Search the material for the word "June" and copy each line that holds it.
-------
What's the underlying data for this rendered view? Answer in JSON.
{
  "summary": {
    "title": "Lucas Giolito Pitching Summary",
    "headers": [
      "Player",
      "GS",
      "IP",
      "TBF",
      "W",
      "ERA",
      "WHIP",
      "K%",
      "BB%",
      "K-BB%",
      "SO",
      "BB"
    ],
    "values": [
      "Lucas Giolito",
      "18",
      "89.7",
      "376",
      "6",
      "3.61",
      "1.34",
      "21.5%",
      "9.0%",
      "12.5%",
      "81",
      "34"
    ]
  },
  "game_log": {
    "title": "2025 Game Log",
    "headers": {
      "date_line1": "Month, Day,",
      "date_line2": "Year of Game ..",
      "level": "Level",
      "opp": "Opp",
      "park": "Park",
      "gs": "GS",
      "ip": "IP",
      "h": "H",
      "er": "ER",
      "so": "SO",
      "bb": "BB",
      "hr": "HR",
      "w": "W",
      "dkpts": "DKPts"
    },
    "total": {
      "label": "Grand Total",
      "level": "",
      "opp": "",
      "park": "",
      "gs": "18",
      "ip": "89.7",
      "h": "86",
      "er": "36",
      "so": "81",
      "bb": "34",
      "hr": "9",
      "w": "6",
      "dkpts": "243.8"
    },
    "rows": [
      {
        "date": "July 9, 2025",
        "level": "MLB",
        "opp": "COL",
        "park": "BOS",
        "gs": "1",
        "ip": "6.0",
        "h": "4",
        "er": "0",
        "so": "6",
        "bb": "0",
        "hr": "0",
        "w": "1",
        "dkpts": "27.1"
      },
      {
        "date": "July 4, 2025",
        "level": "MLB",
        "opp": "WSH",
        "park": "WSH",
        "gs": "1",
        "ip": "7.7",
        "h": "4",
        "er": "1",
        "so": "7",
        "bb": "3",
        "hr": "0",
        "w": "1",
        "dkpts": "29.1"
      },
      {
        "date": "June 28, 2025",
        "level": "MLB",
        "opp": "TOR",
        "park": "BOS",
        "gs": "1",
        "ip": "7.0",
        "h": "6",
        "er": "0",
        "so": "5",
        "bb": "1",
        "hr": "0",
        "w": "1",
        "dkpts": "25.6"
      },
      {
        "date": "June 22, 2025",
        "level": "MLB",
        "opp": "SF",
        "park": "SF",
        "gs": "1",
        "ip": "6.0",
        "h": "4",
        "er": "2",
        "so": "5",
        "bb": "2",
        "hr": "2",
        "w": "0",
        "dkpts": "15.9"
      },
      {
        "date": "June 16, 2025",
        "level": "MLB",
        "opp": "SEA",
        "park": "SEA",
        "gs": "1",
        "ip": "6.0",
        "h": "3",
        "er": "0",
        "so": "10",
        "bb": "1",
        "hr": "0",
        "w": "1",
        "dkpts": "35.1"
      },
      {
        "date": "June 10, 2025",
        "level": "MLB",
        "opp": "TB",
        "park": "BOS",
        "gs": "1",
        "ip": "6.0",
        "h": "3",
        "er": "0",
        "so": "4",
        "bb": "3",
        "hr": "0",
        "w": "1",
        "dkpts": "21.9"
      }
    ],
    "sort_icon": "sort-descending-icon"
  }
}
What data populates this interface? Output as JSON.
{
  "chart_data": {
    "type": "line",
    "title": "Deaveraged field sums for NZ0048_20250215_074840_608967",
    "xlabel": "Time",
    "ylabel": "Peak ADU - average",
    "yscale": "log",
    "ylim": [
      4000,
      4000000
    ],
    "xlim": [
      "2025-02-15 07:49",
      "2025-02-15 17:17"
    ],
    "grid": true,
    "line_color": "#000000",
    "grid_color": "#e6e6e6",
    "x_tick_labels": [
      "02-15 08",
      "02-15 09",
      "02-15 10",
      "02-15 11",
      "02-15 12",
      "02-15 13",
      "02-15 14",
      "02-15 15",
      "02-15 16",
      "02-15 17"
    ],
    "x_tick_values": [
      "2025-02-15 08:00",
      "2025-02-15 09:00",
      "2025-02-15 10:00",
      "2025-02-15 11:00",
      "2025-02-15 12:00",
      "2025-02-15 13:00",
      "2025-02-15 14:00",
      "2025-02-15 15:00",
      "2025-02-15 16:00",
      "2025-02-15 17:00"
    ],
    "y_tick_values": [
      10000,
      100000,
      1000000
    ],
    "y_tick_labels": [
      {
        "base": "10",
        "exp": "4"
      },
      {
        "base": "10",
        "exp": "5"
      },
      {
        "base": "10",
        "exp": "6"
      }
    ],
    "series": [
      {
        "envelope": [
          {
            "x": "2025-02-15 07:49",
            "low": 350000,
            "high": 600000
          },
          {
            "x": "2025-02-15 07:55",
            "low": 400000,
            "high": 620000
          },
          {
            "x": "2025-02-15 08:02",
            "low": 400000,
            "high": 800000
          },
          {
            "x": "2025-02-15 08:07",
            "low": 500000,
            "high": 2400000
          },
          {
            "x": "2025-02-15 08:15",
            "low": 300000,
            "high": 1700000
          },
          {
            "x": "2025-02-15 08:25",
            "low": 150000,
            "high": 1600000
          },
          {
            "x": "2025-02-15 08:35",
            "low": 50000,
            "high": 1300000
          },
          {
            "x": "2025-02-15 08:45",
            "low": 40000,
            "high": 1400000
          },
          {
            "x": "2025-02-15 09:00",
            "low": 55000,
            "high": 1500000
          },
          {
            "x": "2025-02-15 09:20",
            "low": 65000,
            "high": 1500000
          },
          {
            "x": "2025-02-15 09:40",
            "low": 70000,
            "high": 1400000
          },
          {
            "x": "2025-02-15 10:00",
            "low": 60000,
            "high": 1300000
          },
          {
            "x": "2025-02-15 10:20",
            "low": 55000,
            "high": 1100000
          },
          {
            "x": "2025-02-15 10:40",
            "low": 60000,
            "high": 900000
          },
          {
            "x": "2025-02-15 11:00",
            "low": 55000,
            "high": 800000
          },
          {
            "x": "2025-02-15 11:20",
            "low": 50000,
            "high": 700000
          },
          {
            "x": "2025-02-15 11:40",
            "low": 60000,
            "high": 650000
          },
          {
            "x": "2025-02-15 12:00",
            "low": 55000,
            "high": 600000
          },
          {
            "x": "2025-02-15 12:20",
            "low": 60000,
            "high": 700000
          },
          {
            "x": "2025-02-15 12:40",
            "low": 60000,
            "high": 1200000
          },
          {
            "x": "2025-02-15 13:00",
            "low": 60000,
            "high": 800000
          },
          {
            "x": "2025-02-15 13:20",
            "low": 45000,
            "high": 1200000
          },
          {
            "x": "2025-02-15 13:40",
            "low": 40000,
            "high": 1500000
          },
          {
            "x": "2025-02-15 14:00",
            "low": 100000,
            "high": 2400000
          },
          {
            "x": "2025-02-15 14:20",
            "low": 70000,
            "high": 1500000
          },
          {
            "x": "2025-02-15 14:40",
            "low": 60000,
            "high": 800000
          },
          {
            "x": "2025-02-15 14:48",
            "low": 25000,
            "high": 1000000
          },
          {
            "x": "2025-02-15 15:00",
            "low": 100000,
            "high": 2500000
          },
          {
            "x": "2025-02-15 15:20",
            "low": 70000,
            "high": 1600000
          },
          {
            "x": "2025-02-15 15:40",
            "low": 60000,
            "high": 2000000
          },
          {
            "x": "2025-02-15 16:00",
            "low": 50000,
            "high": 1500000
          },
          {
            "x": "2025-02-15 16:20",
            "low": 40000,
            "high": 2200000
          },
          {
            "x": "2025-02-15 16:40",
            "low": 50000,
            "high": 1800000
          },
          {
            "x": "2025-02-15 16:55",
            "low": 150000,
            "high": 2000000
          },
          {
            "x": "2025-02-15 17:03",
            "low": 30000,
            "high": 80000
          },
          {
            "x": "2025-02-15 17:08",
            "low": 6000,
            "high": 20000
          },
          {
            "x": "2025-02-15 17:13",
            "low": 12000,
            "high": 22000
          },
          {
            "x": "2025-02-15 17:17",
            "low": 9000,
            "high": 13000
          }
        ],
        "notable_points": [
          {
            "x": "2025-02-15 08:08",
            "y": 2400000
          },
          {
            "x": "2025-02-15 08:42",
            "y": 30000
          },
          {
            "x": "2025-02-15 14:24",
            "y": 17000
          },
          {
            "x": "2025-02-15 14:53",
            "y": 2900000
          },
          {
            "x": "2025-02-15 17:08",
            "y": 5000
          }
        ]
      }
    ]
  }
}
-------
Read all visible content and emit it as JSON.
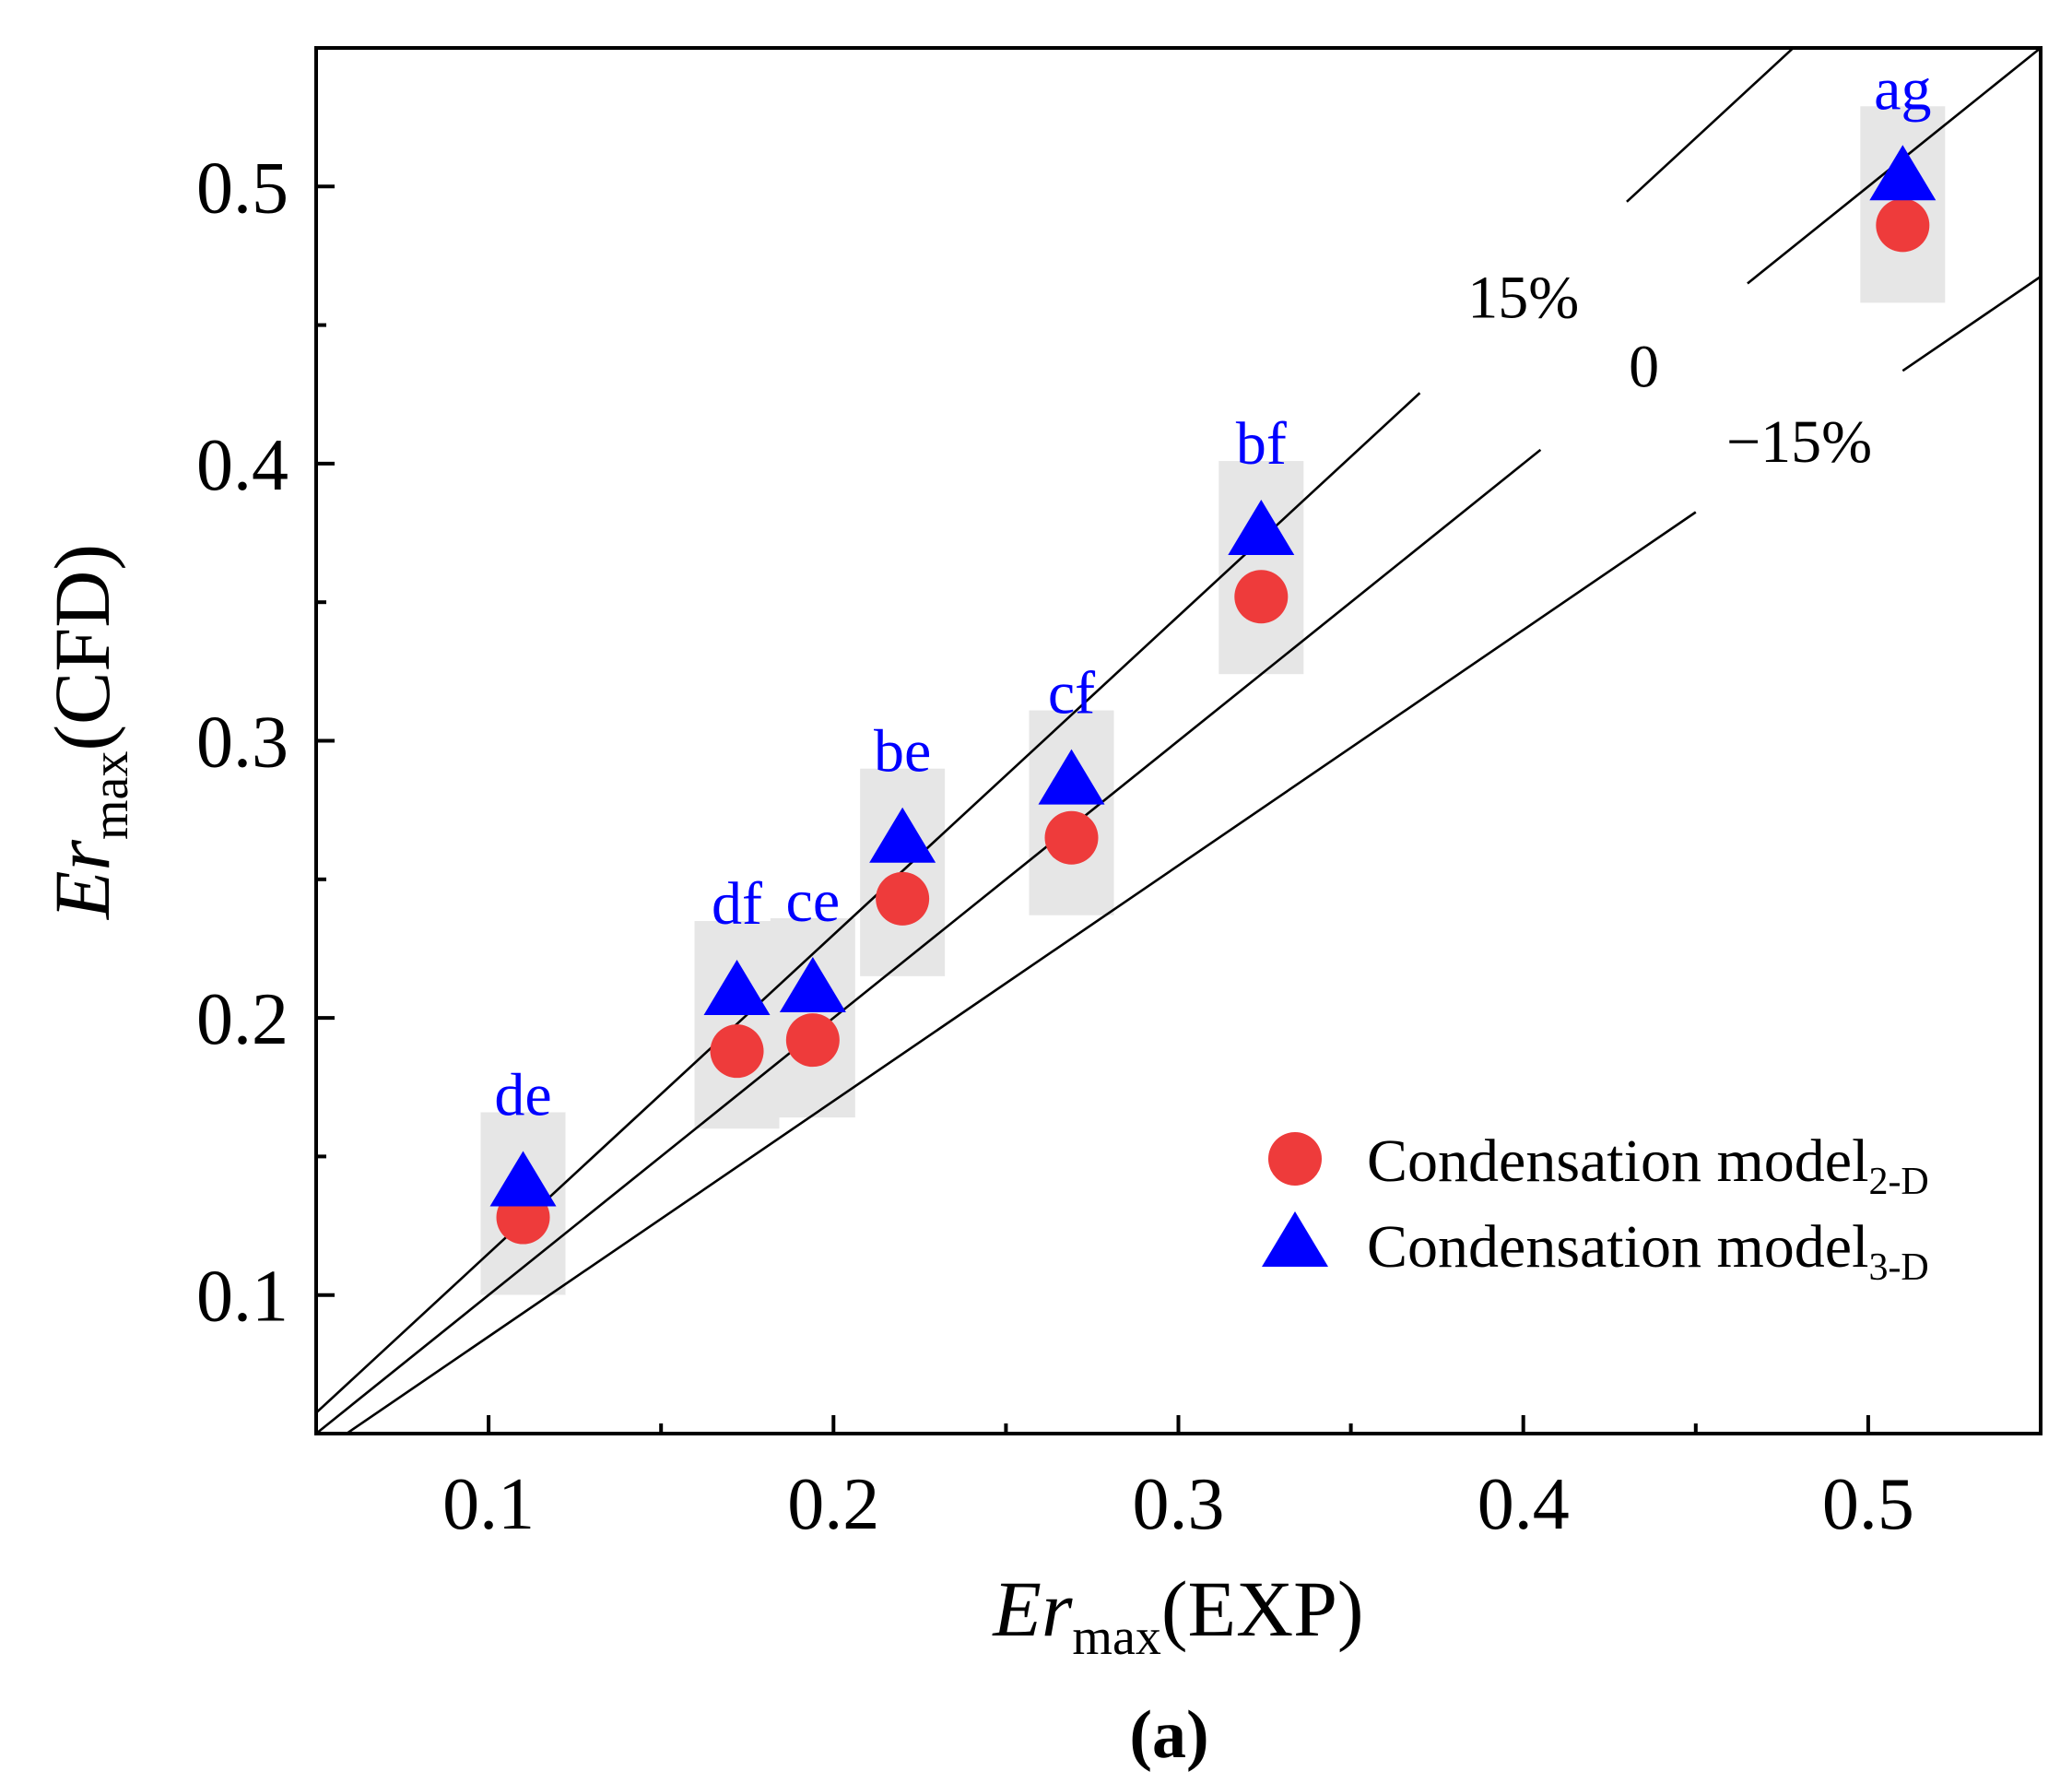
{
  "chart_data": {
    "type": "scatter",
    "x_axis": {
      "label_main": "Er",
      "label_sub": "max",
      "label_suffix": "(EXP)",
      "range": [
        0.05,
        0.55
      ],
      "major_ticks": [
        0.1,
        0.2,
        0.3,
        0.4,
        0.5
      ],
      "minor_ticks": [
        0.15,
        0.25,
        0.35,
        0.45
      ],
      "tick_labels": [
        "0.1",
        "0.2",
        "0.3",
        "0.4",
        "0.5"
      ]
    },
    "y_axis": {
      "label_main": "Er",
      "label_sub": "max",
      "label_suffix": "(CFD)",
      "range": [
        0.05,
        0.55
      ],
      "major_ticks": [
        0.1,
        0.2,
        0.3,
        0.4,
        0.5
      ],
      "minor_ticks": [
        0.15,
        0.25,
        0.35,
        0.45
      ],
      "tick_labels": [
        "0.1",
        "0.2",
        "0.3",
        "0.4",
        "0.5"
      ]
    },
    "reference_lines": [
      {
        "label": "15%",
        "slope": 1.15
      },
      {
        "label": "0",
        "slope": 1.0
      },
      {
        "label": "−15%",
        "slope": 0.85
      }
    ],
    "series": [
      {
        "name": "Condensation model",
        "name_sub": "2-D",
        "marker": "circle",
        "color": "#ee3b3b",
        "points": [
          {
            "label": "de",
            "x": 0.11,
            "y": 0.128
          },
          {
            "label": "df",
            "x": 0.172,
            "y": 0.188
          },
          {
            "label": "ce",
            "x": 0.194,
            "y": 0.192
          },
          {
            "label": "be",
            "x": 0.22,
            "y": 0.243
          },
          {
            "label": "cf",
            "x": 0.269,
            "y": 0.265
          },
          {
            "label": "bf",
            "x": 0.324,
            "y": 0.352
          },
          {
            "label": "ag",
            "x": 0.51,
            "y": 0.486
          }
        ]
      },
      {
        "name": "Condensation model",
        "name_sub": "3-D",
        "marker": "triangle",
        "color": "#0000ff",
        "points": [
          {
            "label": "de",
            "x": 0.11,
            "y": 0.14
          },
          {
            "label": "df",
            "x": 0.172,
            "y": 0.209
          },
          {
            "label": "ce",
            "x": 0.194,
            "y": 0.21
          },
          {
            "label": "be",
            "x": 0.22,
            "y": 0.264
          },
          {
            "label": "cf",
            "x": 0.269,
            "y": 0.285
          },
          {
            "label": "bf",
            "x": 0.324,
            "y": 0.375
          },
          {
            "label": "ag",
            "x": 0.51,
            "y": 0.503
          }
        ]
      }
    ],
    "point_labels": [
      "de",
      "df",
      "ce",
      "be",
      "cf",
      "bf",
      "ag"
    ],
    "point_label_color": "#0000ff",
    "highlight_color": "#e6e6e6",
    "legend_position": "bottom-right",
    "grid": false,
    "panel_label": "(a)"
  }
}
-------
* The result:
        "date": "June 28, 2025",
        "date": "June 22, 2025",
        "date": "June 16, 2025",
        "date": "June 10, 2025",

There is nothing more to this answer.